** Start of PASSAGE TO READ **
Regex 101

Paweł Przeniczny (@przprz)

Regular expressions are:

patterns (e.g. like `kopytko`, `\w+` or `[^qwe](\d\w+)\s{3}`)

used to match character combinations...

...in strings (like in "look for `Mary` in Mary had a little lamb...")

RegExps are implemented in most programming languages

Ruby (RegExp class, https://ruby-doc.org/core-2.7.1/Regexp.html)

    foo = "faczynski ma malego kiutka"
    foo =~ /iutka/

Java

    String str = "some string";
    if (str.matches("^string")) { ... }

JavaScript

    '^some'.test("some string")
    '^some'.exec("some string")

RegExp are commonly implemented in most programming languages

Python

    import re
    re.search('^some', "some string")

Rust

    use regex::Regex;
    Regex::new("^some").unwrap().is_match("some string")

Example in Ruby

ruby-doc.org/core-2.7.1/Regexp.html

Excerpt from the docs:

/hay/ =~ 'haystack'   #=> 0
/y/.match('haystack') #=> #<MatchData "y">

If a string contains the pattern it is said to match. A literal string matches itself.

Here 'haystack' does not contain the pattern 'needle', so it doesn't match:

/needle/.match('haystack') #=> nil

Here 'haystack' contains the pattern 'hay', so it matches:

/hay/.match('haystack')    #=> #<MatchData "hay">

What they can be used for?

validation (e.g. check if a user input is well-formed or meets the defined criteria)
parsing (e.g. to catch all URL parameters, capture text, etc.)
data scraping (like in web scraping, find all pages that contain a certain set of keywords)
** End of PASSAGE TO READ **
** Start of DATA LINES **
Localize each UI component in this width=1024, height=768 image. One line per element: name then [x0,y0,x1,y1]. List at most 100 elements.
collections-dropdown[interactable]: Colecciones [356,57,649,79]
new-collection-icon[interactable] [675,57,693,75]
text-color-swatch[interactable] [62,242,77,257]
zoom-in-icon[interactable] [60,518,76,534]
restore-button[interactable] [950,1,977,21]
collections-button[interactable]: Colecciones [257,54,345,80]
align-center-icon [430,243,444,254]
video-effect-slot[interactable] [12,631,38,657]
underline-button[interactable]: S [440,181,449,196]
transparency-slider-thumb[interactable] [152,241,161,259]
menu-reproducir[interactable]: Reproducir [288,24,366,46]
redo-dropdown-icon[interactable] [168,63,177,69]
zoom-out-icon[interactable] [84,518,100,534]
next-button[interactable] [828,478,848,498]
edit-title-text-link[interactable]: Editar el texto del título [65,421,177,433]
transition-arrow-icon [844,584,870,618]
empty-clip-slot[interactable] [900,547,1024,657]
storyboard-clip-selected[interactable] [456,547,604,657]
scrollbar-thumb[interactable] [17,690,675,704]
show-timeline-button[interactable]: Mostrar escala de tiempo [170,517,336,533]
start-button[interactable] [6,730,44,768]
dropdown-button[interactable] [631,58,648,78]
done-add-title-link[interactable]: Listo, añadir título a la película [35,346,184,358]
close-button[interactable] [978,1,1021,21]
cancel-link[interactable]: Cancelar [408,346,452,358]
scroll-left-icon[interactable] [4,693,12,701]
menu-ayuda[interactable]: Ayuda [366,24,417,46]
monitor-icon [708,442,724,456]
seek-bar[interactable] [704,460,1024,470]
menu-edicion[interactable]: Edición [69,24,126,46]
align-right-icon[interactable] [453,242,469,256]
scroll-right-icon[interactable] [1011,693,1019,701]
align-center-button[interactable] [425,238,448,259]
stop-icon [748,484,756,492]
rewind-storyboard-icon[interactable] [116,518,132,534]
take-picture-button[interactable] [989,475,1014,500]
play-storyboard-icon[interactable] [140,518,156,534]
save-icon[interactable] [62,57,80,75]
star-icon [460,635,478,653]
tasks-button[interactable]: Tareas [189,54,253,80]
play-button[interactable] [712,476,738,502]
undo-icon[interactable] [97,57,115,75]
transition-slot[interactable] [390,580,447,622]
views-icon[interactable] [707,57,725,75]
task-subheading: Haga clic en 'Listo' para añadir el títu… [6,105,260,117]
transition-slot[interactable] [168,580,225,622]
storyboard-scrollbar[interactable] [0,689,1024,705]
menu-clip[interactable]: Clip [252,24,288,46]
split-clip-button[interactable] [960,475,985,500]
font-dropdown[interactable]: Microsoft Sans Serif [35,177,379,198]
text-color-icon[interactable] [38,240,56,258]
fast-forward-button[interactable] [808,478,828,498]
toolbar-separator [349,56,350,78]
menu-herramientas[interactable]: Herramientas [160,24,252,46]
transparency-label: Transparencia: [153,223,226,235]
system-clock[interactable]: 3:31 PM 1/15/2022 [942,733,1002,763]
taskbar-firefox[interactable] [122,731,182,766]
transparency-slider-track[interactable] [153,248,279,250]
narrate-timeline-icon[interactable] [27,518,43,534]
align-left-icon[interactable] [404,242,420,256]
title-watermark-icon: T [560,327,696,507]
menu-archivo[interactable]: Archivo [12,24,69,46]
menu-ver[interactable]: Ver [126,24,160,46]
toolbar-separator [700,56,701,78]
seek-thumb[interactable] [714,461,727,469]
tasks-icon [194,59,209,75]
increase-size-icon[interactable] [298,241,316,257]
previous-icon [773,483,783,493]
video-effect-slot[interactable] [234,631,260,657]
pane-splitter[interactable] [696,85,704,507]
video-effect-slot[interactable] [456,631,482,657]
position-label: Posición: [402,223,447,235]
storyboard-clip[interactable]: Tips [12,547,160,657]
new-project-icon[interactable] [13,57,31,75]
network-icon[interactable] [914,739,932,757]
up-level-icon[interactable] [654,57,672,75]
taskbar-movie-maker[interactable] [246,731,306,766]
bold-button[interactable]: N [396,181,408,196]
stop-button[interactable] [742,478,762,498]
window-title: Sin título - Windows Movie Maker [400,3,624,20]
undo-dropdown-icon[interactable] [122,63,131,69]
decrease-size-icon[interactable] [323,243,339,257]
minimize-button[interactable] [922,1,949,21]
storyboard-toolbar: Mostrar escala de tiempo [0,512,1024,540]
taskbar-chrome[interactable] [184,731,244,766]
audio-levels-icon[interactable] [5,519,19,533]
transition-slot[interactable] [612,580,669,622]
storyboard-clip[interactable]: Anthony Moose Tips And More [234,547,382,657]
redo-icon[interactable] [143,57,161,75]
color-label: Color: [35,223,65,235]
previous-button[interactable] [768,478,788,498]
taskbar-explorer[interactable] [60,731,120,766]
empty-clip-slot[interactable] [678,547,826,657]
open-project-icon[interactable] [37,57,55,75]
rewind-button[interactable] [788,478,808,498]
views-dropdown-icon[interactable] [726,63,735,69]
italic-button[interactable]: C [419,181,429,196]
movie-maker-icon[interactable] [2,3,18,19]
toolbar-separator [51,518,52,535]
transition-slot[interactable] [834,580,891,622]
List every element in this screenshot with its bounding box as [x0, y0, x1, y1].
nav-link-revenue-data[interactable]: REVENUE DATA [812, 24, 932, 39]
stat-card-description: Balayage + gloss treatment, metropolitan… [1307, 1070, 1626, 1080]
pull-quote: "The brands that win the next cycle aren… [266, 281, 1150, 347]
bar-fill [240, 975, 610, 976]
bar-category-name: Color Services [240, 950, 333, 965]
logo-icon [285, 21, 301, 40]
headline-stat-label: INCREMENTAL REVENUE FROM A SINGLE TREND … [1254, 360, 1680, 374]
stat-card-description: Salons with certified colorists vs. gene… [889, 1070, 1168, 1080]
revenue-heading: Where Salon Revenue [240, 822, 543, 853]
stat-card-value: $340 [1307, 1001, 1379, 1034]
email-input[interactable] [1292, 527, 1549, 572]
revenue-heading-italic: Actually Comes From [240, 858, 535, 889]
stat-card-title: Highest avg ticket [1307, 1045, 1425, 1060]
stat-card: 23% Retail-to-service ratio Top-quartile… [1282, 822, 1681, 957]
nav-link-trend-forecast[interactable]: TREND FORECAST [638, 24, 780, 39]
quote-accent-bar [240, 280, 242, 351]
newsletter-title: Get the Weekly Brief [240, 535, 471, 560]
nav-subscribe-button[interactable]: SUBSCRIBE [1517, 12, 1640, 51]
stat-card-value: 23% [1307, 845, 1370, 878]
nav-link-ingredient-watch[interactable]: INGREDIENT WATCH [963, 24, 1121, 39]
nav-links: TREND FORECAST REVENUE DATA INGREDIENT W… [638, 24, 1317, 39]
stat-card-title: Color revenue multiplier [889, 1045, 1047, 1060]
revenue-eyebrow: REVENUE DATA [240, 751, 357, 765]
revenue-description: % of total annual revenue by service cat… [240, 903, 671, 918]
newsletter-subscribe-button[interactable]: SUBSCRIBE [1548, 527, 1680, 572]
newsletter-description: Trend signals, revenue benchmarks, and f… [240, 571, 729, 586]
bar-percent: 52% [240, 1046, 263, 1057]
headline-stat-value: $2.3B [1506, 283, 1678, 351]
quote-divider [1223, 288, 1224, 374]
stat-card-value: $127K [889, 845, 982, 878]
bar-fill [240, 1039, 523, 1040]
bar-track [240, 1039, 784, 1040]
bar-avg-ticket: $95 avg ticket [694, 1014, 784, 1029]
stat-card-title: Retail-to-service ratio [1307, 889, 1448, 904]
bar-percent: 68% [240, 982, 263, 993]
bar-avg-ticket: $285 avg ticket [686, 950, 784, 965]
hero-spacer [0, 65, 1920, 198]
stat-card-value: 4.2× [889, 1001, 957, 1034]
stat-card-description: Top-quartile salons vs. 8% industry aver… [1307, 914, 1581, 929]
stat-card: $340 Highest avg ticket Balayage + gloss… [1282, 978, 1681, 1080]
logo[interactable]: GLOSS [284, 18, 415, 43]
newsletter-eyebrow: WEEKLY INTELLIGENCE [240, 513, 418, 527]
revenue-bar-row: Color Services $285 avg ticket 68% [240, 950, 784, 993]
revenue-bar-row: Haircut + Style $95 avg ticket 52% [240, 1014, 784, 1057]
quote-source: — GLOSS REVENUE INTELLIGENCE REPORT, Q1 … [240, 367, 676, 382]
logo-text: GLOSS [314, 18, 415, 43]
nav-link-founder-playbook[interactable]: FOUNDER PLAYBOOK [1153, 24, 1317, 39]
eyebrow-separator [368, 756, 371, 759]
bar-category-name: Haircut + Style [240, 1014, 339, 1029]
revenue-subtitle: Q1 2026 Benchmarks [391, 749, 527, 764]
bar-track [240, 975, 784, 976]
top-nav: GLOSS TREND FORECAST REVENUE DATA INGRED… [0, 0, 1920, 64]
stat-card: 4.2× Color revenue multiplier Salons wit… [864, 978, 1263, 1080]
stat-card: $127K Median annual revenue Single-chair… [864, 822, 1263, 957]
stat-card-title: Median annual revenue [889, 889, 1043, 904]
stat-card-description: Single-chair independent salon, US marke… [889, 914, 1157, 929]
** End of DATA LINES **
SET EXERCISE:
Reproduce the Regex 101 text in full, character for character. This material comes from a different source than the Regex 101 text.

RESULT FOR THIS TASK:
Regex 101

Paweł Przeniczny (@przprz)

Regular expressions are:

patterns (e.g. like `kopytko`, `\w+` or `[^qwe](\d\w+)\s{3}`)

used to match character combinations...

...in strings (like in "look for `Mary` in Mary had a little lamb...")

RegExps are implemented in most programming languages

Ruby (RegExp class, https://ruby-doc.org/core-2.7.1/Regexp.html)

    foo = "faczynski ma malego kiutka"
    foo =~ /iutka/

Java

    String str = "some string";
    if (str.matches("^string")) { ... }

JavaScript

    '^some'.test("some string")
    '^some'.exec("some string")

RegExp are commonly implemented in most programming languages

Python

    import re
    re.search('^some', "some string")

Rust

    use regex::Regex;
    Regex::new("^some").unwrap().is_match("some string")

Example in Ruby

ruby-doc.org/core-2.7.1/Regexp.html

Excerpt from the docs:

/hay/ =~ 'haystack'   #=> 0
/y/.match('haystack') #=> #<MatchData "y">

If a string contains the pattern it is said to match. A literal string matches itself.

Here 'haystack' does not contain the pattern 'needle', so it doesn't match:

/needle/.match('haystack') #=> nil

Here 'haystack' contains the pattern 'hay', so it matches:

/hay/.match('haystack')    #=> #<MatchData "hay">

What they can be used for?

validation (e.g. check if a user input is well-formed or meets the defined criteria)
parsing (e.g. to catch all URL parameters, capture text, etc.)
data scraping (like in web scraping, find all pages that contain a certain set of keywords)